§ Material for this task
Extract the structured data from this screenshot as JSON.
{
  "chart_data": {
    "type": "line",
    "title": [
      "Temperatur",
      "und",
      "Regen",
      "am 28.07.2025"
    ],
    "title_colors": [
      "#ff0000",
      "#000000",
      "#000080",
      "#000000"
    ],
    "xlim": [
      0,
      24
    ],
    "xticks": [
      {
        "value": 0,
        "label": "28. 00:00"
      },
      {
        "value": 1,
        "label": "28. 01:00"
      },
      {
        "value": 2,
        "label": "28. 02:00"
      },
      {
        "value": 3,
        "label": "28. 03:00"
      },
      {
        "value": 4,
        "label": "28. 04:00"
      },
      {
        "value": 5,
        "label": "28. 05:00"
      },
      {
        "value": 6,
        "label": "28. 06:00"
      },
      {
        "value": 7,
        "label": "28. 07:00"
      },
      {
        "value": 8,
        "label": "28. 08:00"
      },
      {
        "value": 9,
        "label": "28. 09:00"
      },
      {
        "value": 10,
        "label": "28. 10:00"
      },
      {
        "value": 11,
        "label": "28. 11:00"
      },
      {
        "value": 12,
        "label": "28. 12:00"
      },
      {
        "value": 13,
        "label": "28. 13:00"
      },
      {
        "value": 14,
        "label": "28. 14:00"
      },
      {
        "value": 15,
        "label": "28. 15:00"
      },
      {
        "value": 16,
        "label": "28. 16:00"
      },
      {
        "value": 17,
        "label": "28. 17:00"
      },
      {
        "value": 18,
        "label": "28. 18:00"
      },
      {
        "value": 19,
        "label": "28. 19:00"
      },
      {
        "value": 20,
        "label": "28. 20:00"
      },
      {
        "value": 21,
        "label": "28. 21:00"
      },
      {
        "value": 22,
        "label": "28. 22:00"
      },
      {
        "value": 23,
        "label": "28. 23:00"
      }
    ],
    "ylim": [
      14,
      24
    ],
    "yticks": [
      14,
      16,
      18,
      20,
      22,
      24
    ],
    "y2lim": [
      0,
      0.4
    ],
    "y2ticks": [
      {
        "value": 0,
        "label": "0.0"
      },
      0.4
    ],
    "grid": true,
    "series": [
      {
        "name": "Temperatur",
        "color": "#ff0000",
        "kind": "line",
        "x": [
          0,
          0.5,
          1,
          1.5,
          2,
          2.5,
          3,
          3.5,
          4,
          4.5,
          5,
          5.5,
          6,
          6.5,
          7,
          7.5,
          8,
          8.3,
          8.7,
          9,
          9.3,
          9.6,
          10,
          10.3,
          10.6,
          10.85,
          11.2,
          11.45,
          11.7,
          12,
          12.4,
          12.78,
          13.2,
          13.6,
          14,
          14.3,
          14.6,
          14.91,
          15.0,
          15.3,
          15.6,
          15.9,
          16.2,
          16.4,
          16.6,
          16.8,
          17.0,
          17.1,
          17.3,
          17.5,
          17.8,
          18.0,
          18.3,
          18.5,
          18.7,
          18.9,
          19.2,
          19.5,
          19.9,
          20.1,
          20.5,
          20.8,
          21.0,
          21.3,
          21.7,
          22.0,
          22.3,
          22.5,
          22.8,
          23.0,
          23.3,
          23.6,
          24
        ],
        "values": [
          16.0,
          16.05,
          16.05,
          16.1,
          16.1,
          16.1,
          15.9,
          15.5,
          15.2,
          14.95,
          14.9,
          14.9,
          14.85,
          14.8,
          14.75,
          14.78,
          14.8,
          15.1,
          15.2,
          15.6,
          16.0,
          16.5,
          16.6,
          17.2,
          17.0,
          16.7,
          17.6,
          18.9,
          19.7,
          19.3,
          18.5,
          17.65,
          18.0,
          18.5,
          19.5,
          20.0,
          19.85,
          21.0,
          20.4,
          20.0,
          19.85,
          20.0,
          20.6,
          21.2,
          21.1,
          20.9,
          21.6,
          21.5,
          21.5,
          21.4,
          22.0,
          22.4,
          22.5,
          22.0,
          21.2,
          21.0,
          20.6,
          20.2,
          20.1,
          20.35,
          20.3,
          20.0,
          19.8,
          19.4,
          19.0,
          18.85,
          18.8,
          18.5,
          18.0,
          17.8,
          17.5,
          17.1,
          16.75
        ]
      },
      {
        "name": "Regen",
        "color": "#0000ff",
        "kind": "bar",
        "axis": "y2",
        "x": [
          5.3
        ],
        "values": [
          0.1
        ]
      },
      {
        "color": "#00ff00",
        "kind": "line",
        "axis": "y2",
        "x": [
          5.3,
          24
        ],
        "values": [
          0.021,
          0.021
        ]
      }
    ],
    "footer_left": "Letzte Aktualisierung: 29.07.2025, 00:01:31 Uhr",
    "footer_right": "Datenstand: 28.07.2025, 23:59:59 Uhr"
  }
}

§ What you should do
Write out the records above again, keeping each one identical to the original.

§ Solution for this problem
Extract the structured data from this screenshot as JSON.
{
  "chart_data": {
    "type": "line",
    "title": [
      "Temperatur",
      "und",
      "Regen",
      "am 28.07.2025"
    ],
    "title_colors": [
      "#ff0000",
      "#000000",
      "#000080",
      "#000000"
    ],
    "xlim": [
      0,
      24
    ],
    "xticks": [
      {
        "value": 0,
        "label": "28. 00:00"
      },
      {
        "value": 1,
        "label": "28. 01:00"
      },
      {
        "value": 2,
        "label": "28. 02:00"
      },
      {
        "value": 3,
        "label": "28. 03:00"
      },
      {
        "value": 4,
        "label": "28. 04:00"
      },
      {
        "value": 5,
        "label": "28. 05:00"
      },
      {
        "value": 6,
        "label": "28. 06:00"
      },
      {
        "value": 7,
        "label": "28. 07:00"
      },
      {
        "value": 8,
        "label": "28. 08:00"
      },
      {
        "value": 9,
        "label": "28. 09:00"
      },
      {
        "value": 10,
        "label": "28. 10:00"
      },
      {
        "value": 11,
        "label": "28. 11:00"
      },
      {
        "value": 12,
        "label": "28. 12:00"
      },
      {
        "value": 13,
        "label": "28. 13:00"
      },
      {
        "value": 14,
        "label": "28. 14:00"
      },
      {
        "value": 15,
        "label": "28. 15:00"
      },
      {
        "value": 16,
        "label": "28. 16:00"
      },
      {
        "value": 17,
        "label": "28. 17:00"
      },
      {
        "value": 18,
        "label": "28. 18:00"
      },
      {
        "value": 19,
        "label": "28. 19:00"
      },
      {
        "value": 20,
        "label": "28. 20:00"
      },
      {
        "value": 21,
        "label": "28. 21:00"
      },
      {
        "value": 22,
        "label": "28. 22:00"
      },
      {
        "value": 23,
        "label": "28. 23:00"
      }
    ],
    "ylim": [
      14,
      24
    ],
    "yticks": [
      14,
      16,
      18,
      20,
      22,
      24
    ],
    "y2lim": [
      0,
      0.4
    ],
    "y2ticks": [
      {
        "value": 0,
        "label": "0.0"
      },
      0.4
    ],
    "grid": true,
    "series": [
      {
        "name": "Temperatur",
        "color": "#ff0000",
        "kind": "line",
        "x": [
          0,
          0.5,
          1,
          1.5,
          2,
          2.5,
          3,
          3.5,
          4,
          4.5,
          5,
          5.5,
          6,
          6.5,
          7,
          7.5,
          8,
          8.3,
          8.7,
          9,
          9.3,
          9.6,
          10,
          10.3,
          10.6,
          10.85,
          11.2,
          11.45,
          11.7,
          12,
          12.4,
          12.78,
          13.2,
          13.6,
          14,
          14.3,
          14.6,
          14.91,
          15.0,
          15.3,
          15.6,
          15.9,
          16.2,
          16.4,
          16.6,
          16.8,
          17.0,
          17.1,
          17.3,
          17.5,
          17.8,
          18.0,
          18.3,
          18.5,
          18.7,
          18.9,
          19.2,
          19.5,
          19.9,
          20.1,
          20.5,
          20.8,
          21.0,
          21.3,
          21.7,
          22.0,
          22.3,
          22.5,
          22.8,
          23.0,
          23.3,
          23.6,
          24
        ],
        "values": [
          16.0,
          16.05,
          16.05,
          16.1,
          16.1,
          16.1,
          15.9,
          15.5,
          15.2,
          14.95,
          14.9,
          14.9,
          14.85,
          14.8,
          14.75,
          14.78,
          14.8,
          15.1,
          15.2,
          15.6,
          16.0,
          16.5,
          16.6,
          17.2,
          17.0,
          16.7,
          17.6,
          18.9,
          19.7,
          19.3,
          18.5,
          17.65,
          18.0,
          18.5,
          19.5,
          20.0,
          19.85,
          21.0,
          20.4,
          20.0,
          19.85,
          20.0,
          20.6,
          21.2,
          21.1,
          20.9,
          21.6,
          21.5,
          21.5,
          21.4,
          22.0,
          22.4,
          22.5,
          22.0,
          21.2,
          21.0,
          20.6,
          20.2,
          20.1,
          20.35,
          20.3,
          20.0,
          19.8,
          19.4,
          19.0,
          18.85,
          18.8,
          18.5,
          18.0,
          17.8,
          17.5,
          17.1,
          16.75
        ]
      },
      {
        "name": "Regen",
        "color": "#0000ff",
        "kind": "bar",
        "axis": "y2",
        "x": [
          5.3
        ],
        "values": [
          0.1
        ]
      },
      {
        "color": "#00ff00",
        "kind": "line",
        "axis": "y2",
        "x": [
          5.3,
          24
        ],
        "values": [
          0.021,
          0.021
        ]
      }
    ],
    "footer_left": "Letzte Aktualisierung: 29.07.2025, 00:01:31 Uhr",
    "footer_right": "Datenstand: 28.07.2025, 23:59:59 Uhr"
  }
}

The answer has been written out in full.